Collected data
* Begin *
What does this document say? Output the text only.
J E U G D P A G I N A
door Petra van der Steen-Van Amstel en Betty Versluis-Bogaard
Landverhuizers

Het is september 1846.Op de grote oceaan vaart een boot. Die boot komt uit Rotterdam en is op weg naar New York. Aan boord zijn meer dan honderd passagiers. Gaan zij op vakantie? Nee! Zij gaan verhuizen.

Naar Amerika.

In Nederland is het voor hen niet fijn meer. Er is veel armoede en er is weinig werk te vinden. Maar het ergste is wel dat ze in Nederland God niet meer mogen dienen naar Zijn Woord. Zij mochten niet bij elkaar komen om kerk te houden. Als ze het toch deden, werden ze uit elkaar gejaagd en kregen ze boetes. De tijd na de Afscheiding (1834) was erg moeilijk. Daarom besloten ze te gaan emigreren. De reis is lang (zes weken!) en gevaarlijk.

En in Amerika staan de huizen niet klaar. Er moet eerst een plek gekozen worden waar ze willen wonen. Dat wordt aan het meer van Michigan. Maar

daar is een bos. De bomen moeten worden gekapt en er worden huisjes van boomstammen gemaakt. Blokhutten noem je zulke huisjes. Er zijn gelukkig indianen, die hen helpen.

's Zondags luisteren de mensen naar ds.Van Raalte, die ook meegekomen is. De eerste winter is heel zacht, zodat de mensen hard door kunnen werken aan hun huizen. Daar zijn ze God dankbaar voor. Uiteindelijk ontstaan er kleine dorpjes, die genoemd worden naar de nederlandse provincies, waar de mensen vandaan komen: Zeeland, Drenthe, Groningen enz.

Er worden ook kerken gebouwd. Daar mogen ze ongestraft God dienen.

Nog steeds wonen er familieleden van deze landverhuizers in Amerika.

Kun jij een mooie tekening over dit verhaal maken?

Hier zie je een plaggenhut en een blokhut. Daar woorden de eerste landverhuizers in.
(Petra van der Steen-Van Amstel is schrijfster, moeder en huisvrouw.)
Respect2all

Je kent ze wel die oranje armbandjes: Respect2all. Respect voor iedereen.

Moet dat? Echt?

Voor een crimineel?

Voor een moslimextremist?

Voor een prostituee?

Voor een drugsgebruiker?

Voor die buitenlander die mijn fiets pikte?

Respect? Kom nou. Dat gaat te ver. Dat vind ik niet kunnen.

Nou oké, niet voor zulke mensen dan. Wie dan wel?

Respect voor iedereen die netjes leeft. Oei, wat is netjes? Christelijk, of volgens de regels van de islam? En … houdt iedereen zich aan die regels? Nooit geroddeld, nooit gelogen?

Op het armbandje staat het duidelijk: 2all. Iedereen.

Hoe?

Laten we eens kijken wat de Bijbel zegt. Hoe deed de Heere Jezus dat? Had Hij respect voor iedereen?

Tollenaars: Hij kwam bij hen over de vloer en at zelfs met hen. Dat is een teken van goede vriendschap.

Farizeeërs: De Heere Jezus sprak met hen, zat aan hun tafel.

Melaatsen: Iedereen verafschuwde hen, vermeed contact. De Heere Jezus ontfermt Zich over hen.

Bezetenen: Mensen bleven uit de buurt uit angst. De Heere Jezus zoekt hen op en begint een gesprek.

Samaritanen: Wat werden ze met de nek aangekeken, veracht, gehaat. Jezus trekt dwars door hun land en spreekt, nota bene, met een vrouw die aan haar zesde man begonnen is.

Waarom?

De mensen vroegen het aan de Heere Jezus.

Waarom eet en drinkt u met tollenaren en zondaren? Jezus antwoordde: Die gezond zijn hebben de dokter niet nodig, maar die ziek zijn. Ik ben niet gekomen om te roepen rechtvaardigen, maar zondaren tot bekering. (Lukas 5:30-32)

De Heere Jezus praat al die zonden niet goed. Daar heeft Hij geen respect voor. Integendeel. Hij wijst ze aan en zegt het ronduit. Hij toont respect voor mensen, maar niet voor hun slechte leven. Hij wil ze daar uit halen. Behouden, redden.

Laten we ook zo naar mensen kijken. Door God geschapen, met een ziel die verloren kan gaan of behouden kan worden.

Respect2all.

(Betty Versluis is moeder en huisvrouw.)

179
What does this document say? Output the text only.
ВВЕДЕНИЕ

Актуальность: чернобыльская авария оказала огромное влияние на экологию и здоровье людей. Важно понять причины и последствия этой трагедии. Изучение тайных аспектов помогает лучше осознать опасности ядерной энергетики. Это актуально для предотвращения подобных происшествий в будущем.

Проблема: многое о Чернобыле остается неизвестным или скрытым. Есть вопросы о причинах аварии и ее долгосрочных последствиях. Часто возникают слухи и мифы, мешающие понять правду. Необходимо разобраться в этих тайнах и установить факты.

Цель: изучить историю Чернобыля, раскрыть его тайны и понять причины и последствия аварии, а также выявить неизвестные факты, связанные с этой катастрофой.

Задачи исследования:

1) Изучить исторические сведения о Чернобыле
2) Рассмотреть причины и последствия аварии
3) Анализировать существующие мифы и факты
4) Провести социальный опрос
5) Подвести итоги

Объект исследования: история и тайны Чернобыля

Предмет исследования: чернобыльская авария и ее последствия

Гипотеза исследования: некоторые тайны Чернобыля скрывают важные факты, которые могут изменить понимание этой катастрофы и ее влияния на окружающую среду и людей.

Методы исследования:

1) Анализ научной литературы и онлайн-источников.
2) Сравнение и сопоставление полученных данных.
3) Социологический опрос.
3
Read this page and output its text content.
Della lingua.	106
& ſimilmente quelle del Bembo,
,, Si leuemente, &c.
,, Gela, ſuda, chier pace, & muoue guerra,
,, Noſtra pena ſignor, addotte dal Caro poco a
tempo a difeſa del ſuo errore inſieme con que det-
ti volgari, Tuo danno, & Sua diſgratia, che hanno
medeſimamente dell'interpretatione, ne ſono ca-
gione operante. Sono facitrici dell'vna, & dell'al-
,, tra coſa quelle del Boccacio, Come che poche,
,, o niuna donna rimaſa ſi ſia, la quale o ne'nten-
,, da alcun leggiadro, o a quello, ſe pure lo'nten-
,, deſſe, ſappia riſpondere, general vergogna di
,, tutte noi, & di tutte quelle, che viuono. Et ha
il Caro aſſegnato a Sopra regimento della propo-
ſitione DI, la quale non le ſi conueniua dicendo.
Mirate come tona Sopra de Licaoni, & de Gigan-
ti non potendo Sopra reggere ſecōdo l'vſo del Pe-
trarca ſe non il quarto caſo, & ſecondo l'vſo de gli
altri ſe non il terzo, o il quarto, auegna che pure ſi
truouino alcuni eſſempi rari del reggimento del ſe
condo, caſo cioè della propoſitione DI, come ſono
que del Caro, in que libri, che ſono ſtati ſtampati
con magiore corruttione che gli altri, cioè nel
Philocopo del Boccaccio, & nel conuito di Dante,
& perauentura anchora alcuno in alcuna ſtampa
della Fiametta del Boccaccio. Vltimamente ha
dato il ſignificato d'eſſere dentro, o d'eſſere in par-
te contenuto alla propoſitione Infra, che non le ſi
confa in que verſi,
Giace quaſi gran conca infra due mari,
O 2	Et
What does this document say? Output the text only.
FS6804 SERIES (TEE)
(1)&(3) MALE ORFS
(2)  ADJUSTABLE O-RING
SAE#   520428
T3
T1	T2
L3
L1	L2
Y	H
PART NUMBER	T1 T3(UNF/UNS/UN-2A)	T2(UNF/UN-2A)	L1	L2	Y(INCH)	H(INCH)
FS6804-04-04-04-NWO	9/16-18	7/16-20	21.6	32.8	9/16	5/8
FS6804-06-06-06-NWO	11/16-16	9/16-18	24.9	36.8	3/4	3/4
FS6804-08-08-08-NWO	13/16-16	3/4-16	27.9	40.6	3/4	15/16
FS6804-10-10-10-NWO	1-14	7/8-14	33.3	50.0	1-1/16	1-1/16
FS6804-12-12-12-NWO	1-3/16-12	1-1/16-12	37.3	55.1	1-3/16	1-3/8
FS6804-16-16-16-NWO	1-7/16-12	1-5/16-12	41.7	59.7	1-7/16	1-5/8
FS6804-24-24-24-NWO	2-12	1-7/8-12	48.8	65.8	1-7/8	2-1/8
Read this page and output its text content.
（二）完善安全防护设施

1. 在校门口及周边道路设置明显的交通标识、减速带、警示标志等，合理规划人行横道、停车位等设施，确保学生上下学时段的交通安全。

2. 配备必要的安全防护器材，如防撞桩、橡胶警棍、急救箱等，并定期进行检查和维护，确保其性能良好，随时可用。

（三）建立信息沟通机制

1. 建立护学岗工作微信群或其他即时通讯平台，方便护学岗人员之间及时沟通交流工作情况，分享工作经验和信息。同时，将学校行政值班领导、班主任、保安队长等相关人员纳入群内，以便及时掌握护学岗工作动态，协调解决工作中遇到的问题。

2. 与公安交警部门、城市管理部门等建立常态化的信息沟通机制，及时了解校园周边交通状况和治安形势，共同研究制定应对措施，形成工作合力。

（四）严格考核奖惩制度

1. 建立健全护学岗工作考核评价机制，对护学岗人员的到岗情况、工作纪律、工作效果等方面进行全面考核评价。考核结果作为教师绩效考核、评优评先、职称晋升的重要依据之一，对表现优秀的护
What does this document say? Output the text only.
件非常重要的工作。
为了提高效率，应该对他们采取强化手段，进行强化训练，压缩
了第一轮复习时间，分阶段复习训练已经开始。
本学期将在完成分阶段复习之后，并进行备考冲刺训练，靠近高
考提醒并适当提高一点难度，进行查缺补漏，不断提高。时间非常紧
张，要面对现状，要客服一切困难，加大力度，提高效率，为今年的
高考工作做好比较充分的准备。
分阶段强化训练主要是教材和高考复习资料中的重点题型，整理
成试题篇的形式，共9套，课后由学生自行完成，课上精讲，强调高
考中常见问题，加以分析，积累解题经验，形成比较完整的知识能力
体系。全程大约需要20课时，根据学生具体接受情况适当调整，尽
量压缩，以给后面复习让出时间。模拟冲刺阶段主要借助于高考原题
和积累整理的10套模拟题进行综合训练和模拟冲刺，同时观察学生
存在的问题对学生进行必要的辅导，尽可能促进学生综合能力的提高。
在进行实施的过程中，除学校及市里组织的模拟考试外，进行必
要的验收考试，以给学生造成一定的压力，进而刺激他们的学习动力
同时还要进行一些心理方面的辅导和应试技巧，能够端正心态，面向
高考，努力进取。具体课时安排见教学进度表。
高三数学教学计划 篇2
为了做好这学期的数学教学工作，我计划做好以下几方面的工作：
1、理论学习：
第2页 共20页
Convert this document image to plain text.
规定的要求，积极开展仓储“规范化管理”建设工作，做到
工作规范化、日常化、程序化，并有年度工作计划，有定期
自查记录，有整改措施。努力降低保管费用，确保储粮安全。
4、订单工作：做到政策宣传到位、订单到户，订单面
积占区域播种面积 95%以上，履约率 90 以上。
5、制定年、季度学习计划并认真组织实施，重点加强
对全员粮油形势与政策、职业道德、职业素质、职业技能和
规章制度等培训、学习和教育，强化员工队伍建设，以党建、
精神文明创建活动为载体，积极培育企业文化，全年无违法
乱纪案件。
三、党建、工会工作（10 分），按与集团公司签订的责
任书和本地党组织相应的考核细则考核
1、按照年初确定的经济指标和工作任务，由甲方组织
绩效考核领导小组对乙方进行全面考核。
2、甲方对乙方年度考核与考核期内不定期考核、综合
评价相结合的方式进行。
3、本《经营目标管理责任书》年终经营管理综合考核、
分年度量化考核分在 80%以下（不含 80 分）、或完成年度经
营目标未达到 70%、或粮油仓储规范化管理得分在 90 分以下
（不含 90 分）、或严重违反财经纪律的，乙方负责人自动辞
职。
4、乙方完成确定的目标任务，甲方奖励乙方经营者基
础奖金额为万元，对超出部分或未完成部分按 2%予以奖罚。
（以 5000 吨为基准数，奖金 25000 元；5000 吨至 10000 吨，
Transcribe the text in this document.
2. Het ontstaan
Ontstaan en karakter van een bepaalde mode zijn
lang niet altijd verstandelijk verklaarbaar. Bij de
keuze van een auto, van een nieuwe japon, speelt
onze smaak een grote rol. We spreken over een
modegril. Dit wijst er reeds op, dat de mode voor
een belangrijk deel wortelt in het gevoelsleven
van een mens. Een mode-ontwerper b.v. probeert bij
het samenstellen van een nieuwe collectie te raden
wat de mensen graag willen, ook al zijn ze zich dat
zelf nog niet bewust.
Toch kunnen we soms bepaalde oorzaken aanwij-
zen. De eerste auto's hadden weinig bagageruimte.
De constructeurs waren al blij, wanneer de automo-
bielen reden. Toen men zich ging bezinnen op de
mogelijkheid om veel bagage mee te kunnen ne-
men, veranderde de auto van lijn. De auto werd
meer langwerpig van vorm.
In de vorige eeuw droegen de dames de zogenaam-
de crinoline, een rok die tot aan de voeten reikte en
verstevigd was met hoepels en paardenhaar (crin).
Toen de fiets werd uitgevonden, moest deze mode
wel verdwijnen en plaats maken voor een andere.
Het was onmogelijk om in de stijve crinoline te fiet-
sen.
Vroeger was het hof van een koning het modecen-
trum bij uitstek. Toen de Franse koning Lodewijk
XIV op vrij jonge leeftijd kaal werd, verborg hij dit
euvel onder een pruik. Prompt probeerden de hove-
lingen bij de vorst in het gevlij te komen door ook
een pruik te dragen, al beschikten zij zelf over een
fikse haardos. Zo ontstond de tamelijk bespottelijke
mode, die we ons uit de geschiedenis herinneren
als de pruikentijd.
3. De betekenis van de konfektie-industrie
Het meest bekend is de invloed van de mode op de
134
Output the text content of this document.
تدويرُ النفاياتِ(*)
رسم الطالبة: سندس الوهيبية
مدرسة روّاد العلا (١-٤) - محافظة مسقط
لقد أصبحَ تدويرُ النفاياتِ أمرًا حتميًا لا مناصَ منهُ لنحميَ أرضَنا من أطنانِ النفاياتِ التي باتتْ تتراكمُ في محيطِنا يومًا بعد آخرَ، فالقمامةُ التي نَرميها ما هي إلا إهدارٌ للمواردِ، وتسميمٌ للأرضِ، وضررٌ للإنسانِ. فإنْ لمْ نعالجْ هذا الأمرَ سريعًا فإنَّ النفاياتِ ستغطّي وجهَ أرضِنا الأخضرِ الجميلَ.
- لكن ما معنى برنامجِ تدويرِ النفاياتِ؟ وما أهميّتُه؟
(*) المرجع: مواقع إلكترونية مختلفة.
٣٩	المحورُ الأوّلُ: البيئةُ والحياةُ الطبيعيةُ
* End *
EXERCISE
Quote verbatim the line containing "Output the text content of this document." and every line after it through the end of the records above.

EXPECTED ANSWER
Output the text content of this document.
تدويرُ النفاياتِ(*)
رسم الطالبة: سندس الوهيبية
مدرسة روّاد العلا (١-٤) - محافظة مسقط
لقد أصبحَ تدويرُ النفاياتِ أمرًا حتميًا لا مناصَ منهُ لنحميَ أرضَنا من أطنانِ النفاياتِ التي باتتْ تتراكمُ في محيطِنا يومًا بعد آخرَ، فالقمامةُ التي نَرميها ما هي إلا إهدارٌ للمواردِ، وتسميمٌ للأرضِ، وضررٌ للإنسانِ. فإنْ لمْ نعالجْ هذا الأمرَ سريعًا فإنَّ النفاياتِ ستغطّي وجهَ أرضِنا الأخضرِ الجميلَ.
- لكن ما معنى برنامجِ تدويرِ النفاياتِ؟ وما أهميّتُه؟
(*) المرجع: مواقع إلكترونية مختلفة.
٣٩	المحورُ الأوّلُ: البيئةُ والحياةُ الطبيعيةُ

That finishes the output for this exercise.